## Set exercise
Transcribe the full listing below exactly.

─── Data for the task ───

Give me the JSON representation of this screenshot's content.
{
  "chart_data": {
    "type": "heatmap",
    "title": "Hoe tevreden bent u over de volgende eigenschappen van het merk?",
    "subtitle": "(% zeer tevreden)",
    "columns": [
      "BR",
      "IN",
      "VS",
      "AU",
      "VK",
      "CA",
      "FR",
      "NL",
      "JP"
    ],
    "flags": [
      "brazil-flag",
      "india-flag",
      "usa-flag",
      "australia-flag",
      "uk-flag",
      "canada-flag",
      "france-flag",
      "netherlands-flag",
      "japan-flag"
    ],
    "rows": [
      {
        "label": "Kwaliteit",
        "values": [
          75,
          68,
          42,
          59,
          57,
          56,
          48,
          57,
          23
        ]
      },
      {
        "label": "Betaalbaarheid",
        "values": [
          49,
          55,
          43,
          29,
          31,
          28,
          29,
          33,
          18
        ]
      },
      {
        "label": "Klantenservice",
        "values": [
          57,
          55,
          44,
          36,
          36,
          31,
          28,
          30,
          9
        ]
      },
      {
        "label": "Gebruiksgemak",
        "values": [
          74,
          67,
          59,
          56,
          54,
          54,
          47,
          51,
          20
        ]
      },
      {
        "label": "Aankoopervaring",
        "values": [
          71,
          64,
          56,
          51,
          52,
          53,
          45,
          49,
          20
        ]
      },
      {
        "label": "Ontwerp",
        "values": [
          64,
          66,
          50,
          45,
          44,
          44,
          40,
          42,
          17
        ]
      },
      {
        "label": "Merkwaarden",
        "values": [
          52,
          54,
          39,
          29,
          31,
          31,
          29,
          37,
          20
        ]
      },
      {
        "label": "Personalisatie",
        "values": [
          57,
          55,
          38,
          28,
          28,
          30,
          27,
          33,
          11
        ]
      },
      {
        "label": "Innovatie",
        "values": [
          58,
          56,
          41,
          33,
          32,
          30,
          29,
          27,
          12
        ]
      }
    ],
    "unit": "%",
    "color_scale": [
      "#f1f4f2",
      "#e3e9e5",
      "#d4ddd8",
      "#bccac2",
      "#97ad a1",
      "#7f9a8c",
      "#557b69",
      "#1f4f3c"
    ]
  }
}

───

## Solved problem
Give me the JSON representation of this screenshot's content.
{
  "chart_data": {
    "type": "heatmap",
    "title": "Hoe tevreden bent u over de volgende eigenschappen van het merk?",
    "subtitle": "(% zeer tevreden)",
    "columns": [
      "BR",
      "IN",
      "VS",
      "AU",
      "VK",
      "CA",
      "FR",
      "NL",
      "JP"
    ],
    "flags": [
      "brazil-flag",
      "india-flag",
      "usa-flag",
      "australia-flag",
      "uk-flag",
      "canada-flag",
      "france-flag",
      "netherlands-flag",
      "japan-flag"
    ],
    "rows": [
      {
        "label": "Kwaliteit",
        "values": [
          75,
          68,
          42,
          59,
          57,
          56,
          48,
          57,
          23
        ]
      },
      {
        "label": "Betaalbaarheid",
        "values": [
          49,
          55,
          43,
          29,
          31,
          28,
          29,
          33,
          18
        ]
      },
      {
        "label": "Klantenservice",
        "values": [
          57,
          55,
          44,
          36,
          36,
          31,
          28,
          30,
          9
        ]
      },
      {
        "label": "Gebruiksgemak",
        "values": [
          74,
          67,
          59,
          56,
          54,
          54,
          47,
          51,
          20
        ]
      },
      {
        "label": "Aankoopervaring",
        "values": [
          71,
          64,
          56,
          51,
          52,
          53,
          45,
          49,
          20
        ]
      },
      {
        "label": "Ontwerp",
        "values": [
          64,
          66,
          50,
          45,
          44,
          44,
          40,
          42,
          17
        ]
      },
      {
        "label": "Merkwaarden",
        "values": [
          52,
          54,
          39,
          29,
          31,
          31,
          29,
          37,
          20
        ]
      },
      {
        "label": "Personalisatie",
        "values": [
          57,
          55,
          38,
          28,
          28,
          30,
          27,
          33,
          11
        ]
      },
      {
        "label": "Innovatie",
        "values": [
          58,
          56,
          41,
          33,
          32,
          30,
          29,
          27,
          12
        ]
      }
    ],
    "unit": "%",
    "color_scale": [
      "#f1f4f2",
      "#e3e9e5",
      "#d4ddd8",
      "#bccac2",
      "#97ad a1",
      "#7f9a8c",
      "#557b69",
      "#1f4f3c"
    ]
  }
}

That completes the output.